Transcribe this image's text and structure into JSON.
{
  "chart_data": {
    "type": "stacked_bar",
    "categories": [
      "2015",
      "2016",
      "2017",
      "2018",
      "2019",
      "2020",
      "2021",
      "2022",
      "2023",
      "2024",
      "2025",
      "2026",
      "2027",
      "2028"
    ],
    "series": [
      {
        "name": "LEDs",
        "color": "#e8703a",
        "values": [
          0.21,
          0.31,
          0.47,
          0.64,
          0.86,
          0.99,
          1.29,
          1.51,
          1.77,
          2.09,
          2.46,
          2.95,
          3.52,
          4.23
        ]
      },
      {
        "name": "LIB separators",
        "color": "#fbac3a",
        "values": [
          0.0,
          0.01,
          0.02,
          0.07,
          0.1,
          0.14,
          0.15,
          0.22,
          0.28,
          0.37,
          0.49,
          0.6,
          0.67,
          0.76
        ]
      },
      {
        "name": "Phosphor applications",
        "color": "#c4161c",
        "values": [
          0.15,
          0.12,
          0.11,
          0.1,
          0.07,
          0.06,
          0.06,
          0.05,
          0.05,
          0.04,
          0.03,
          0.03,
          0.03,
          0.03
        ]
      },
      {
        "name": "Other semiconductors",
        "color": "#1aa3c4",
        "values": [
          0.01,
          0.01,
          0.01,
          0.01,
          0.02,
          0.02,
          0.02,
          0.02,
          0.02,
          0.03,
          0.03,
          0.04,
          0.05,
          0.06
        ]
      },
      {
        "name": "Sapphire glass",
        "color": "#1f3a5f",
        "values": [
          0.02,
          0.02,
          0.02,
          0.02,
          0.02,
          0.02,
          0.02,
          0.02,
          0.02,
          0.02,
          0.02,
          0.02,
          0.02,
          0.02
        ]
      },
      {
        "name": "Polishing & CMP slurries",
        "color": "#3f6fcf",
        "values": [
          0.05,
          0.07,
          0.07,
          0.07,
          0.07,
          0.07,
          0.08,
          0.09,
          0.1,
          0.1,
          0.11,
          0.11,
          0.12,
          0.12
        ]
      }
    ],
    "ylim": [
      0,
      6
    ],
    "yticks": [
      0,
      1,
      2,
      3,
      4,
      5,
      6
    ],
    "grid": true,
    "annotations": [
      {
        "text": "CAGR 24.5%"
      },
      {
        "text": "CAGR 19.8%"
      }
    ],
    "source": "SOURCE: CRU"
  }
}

WRITTEN INSTRUCTION
Copy out the full listing exactly.

REPLY TO THE EXERCISE
Transcribe this image's text and structure into JSON.
{
  "chart_data": {
    "type": "stacked_bar",
    "categories": [
      "2015",
      "2016",
      "2017",
      "2018",
      "2019",
      "2020",
      "2021",
      "2022",
      "2023",
      "2024",
      "2025",
      "2026",
      "2027",
      "2028"
    ],
    "series": [
      {
        "name": "LEDs",
        "color": "#e8703a",
        "values": [
          0.21,
          0.31,
          0.47,
          0.64,
          0.86,
          0.99,
          1.29,
          1.51,
          1.77,
          2.09,
          2.46,
          2.95,
          3.52,
          4.23
        ]
      },
      {
        "name": "LIB separators",
        "color": "#fbac3a",
        "values": [
          0.0,
          0.01,
          0.02,
          0.07,
          0.1,
          0.14,
          0.15,
          0.22,
          0.28,
          0.37,
          0.49,
          0.6,
          0.67,
          0.76
        ]
      },
      {
        "name": "Phosphor applications",
        "color": "#c4161c",
        "values": [
          0.15,
          0.12,
          0.11,
          0.1,
          0.07,
          0.06,
          0.06,
          0.05,
          0.05,
          0.04,
          0.03,
          0.03,
          0.03,
          0.03
        ]
      },
      {
        "name": "Other semiconductors",
        "color": "#1aa3c4",
        "values": [
          0.01,
          0.01,
          0.01,
          0.01,
          0.02,
          0.02,
          0.02,
          0.02,
          0.02,
          0.03,
          0.03,
          0.04,
          0.05,
          0.06
        ]
      },
      {
        "name": "Sapphire glass",
        "color": "#1f3a5f",
        "values": [
          0.02,
          0.02,
          0.02,
          0.02,
          0.02,
          0.02,
          0.02,
          0.02,
          0.02,
          0.02,
          0.02,
          0.02,
          0.02,
          0.02
        ]
      },
      {
        "name": "Polishing & CMP slurries",
        "color": "#3f6fcf",
        "values": [
          0.05,
          0.07,
          0.07,
          0.07,
          0.07,
          0.07,
          0.08,
          0.09,
          0.1,
          0.1,
          0.11,
          0.11,
          0.12,
          0.12
        ]
      }
    ],
    "ylim": [
      0,
      6
    ],
    "yticks": [
      0,
      1,
      2,
      3,
      4,
      5,
      6
    ],
    "grid": true,
    "annotations": [
      {
        "text": "CAGR 24.5%"
      },
      {
        "text": "CAGR 19.8%"
      }
    ],
    "source": "SOURCE: CRU"
  }
}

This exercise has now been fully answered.